> _Source extract_:
>> Begin
Monday, June 23, 2008
Stoolish Intrigue
“The seat of power”. “The sitting governor”. The Throne. The judges’ bench and the lowly Parliamentary backbenchers. The executive chair. Power is what you sit in, and this is no less the case in Ghana than in the West. The difference is that Ghanaians exalt what may be, to the Western mind, the lowliest form of sitting implement: the stool. Wobbly and backless, the province of barstool philosophers, the stool is what we carry up from the basement and dust off when we have more guests than we do seating capacity.
Not here. The stool is the essential symbol of the hereditary, divinely-willed chieftainship for many of Ghana’s peoples. The most famous of these is the Golden Stool of the Ashanti, upon which the Ashanti king, the Asantehene, sits. At the peak of Ashanti power in the nineteenth century, southern and central Ghana as well as a large swatch of Cote d’Ivoire was administered from that stool. When the British seized the Ashanti capital, Kumasi, at the turn of the last century and deposed King Prempreh I, they also sought to seize the Golden Stool. The elders had anticipated this demand, however, and had created a fake stool which they gave to the British, while hiding the real Golden Stool until the reign of Prempreh II started in the 1930’s.
The chieftainship here in town also revolves around a stool. As it so happens, a new chief was just enstooled a few weeks before I arrived. He stopped by the office the other day, dressed in traditional attire (a Ghanaian toga, essentially) and trailed by his council of elders. He made a much more majestic first impression than had the chief of Dol Dol, who I first encountered as he was wondering alone down a path through the bush, carrying an assault rifle and dressed in military fatigues. But then, this chieftainship is much more significant. Among the Maasai of Dol Dol, authority was always decentralized to peer age groups and family elders, with no strong tradition of chiefs. They were the creation of the British colonial government, and even today they are appointed by the federal government and serve at the pleasure of the District Commissioner. In much of West Africa, including most of Ghana, authority has for centuries been vested locally in village chiefs and regionally in paramount chiefs. Disputes and disagreements are still brought before the chief to be adjudicated. He is not entirely autocratic, however. He has a council of elders with whom he must consult, and though his term is theoretically a lifetime one, he is forced to abdicate if he violates traditional law or loses the support of the elders or population at large. Since colonial times, chiefs have also had competition from bureaucrats, judges and politicians who have taken over some of their functions, and there exists
From what I’ve been told, this most recent chiefly transition was not without controversy. The outgoing chief was abdicating the stool because he was living in the US and the townspeople were dissatisfied with his absentee rule (in fact, the story is that he formally abdicated to the council of elders during a ceremony which he conducted over speaker phone from Virginia). Traditionally, the chiefs inherit the stool and the finery that goes with it, and they’re obliged to add to that finery during their reign, so that each succession makes the stool more magnificent. The problem is that this particular chief had not added to the finery, and being in the US, was rather outside the reach of traditional social control which might compel him to do so. The elders had a trump card, however. The chieftainship here rotates among the four branches of a ruling clan, and the elders warned the chief that if he did not contribute to the improvement of the stool, his branch would be cut out of the rotation. The chief’s extended family here in Ghana- which had ambitions of their children getting a shot at the stool- raised hell with the chief, and miraculously the objects appeared shortly thereafter. The stool’s glory was enhanced, the ruling dynasty was maintained and authority passed from one set of cheeks to another.
>> End
> _Stated goal A_: Reproduce everything from the first of the rows down to the row containing "340, 272, 346]", with both of those rows included.

> _Extracted entries_:
>> Begin
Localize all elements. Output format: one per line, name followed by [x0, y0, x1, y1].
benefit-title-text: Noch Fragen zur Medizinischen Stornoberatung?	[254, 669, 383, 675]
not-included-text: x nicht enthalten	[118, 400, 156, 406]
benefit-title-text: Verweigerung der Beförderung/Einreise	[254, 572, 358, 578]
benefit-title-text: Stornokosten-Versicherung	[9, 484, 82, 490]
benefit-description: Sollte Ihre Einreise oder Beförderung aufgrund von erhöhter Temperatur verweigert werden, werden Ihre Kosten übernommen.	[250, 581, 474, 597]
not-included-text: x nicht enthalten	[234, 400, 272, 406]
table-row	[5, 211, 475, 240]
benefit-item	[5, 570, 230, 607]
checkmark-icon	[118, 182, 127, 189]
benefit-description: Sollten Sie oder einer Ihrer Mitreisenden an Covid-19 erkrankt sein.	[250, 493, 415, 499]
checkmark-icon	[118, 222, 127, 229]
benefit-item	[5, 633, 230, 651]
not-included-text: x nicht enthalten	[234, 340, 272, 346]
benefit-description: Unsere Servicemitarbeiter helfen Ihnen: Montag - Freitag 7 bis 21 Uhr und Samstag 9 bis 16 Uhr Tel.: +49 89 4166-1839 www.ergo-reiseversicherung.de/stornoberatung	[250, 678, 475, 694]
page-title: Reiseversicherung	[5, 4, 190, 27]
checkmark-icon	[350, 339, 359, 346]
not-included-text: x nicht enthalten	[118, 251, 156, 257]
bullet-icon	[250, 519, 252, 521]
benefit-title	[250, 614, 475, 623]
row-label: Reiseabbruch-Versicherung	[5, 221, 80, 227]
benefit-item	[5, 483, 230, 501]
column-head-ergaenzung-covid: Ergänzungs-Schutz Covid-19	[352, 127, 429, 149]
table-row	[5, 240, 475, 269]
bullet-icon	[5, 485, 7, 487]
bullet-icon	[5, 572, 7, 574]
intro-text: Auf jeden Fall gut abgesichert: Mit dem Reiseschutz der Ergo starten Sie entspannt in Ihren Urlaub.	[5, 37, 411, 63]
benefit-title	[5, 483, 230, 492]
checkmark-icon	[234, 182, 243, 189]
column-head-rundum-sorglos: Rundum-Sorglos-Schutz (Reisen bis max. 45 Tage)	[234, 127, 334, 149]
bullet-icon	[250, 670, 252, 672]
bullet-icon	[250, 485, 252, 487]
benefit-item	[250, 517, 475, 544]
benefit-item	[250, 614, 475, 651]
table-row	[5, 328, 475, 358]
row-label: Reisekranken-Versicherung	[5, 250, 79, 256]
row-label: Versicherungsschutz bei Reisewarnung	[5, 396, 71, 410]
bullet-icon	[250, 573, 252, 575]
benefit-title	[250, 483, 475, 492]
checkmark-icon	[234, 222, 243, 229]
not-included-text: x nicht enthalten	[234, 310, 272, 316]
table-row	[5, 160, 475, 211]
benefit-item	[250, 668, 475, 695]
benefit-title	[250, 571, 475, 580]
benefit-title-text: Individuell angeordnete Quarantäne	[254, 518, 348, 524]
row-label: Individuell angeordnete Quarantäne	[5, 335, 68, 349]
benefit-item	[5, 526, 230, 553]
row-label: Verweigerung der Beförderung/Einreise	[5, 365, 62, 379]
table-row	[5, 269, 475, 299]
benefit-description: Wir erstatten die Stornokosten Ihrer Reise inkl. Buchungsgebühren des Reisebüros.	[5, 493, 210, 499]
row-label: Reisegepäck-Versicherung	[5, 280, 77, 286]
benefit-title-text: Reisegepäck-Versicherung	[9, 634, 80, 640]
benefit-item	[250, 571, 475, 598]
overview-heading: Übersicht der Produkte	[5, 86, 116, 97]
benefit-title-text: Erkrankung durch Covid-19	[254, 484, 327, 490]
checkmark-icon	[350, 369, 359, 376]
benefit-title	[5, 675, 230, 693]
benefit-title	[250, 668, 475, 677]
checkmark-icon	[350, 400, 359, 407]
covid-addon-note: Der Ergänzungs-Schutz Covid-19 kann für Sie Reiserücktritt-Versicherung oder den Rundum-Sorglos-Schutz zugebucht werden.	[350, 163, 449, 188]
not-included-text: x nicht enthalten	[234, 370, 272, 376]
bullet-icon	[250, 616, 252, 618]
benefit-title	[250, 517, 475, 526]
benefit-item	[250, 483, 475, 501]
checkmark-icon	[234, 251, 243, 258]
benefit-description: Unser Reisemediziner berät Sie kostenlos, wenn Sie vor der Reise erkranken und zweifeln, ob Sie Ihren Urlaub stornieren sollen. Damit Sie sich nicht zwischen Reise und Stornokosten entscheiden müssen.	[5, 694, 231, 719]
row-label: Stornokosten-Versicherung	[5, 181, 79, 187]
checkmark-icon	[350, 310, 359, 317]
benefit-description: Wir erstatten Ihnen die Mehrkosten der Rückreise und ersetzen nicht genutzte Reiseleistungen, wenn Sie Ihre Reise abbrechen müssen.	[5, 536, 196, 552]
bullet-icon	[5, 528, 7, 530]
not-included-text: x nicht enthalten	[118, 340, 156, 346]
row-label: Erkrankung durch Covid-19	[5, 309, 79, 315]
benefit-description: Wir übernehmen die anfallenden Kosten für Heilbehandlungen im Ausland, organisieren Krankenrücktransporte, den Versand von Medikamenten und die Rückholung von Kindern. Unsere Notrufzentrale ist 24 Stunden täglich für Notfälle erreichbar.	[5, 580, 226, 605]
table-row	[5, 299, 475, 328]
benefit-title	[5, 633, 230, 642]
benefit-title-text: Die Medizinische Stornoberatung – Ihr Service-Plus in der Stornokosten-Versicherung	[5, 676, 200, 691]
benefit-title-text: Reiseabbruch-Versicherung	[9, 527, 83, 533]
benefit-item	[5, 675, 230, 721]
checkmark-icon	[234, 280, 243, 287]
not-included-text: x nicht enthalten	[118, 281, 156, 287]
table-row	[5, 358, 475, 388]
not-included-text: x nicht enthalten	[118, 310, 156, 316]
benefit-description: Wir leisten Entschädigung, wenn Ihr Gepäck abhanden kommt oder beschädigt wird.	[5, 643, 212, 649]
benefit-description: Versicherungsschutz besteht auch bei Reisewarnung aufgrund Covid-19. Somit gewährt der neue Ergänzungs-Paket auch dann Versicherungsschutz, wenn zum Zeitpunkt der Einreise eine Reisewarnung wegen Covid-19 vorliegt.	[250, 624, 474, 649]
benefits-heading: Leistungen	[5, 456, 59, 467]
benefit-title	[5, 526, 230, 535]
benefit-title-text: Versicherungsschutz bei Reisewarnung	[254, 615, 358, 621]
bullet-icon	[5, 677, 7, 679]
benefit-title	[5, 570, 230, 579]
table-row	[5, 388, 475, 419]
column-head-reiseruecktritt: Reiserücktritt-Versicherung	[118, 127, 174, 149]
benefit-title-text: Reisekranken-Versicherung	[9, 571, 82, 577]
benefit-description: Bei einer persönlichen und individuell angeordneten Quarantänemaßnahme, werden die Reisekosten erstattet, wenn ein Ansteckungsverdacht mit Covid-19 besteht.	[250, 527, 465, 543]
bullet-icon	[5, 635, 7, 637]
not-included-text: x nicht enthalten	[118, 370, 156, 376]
>> End
> _Stated goal B_:
Answer these questions from the article about stools in Ghana:
(i) What title does the Ashanti king who sits on the Golden Stool hold?
(ii) Among how many branches of a ruling clan does the town's chieftainship rotate?
(iii) From where did the outgoing chief conduct his abdication ceremony over speaker phone?

> _Written answer A_:
Localize all elements. Output format: one per line, name followed by [x0, y0, x1, y1].
benefit-title-text: Noch Fragen zur Medizinischen Stornoberatung?	[254, 669, 383, 675]
not-included-text: x nicht enthalten	[118, 400, 156, 406]
benefit-title-text: Verweigerung der Beförderung/Einreise	[254, 572, 358, 578]
benefit-title-text: Stornokosten-Versicherung	[9, 484, 82, 490]
benefit-description: Sollte Ihre Einreise oder Beförderung aufgrund von erhöhter Temperatur verweigert werden, werden Ihre Kosten übernommen.	[250, 581, 474, 597]
not-included-text: x nicht enthalten	[234, 400, 272, 406]
table-row	[5, 211, 475, 240]
benefit-item	[5, 570, 230, 607]
checkmark-icon	[118, 182, 127, 189]
benefit-description: Sollten Sie oder einer Ihrer Mitreisenden an Covid-19 erkrankt sein.	[250, 493, 415, 499]
checkmark-icon	[118, 222, 127, 229]
benefit-item	[5, 633, 230, 651]
not-included-text: x nicht enthalten	[234, 340, 272, 346]

> _Written answer B_:
(i) Asantehene
(ii) Four
(iii) Virginia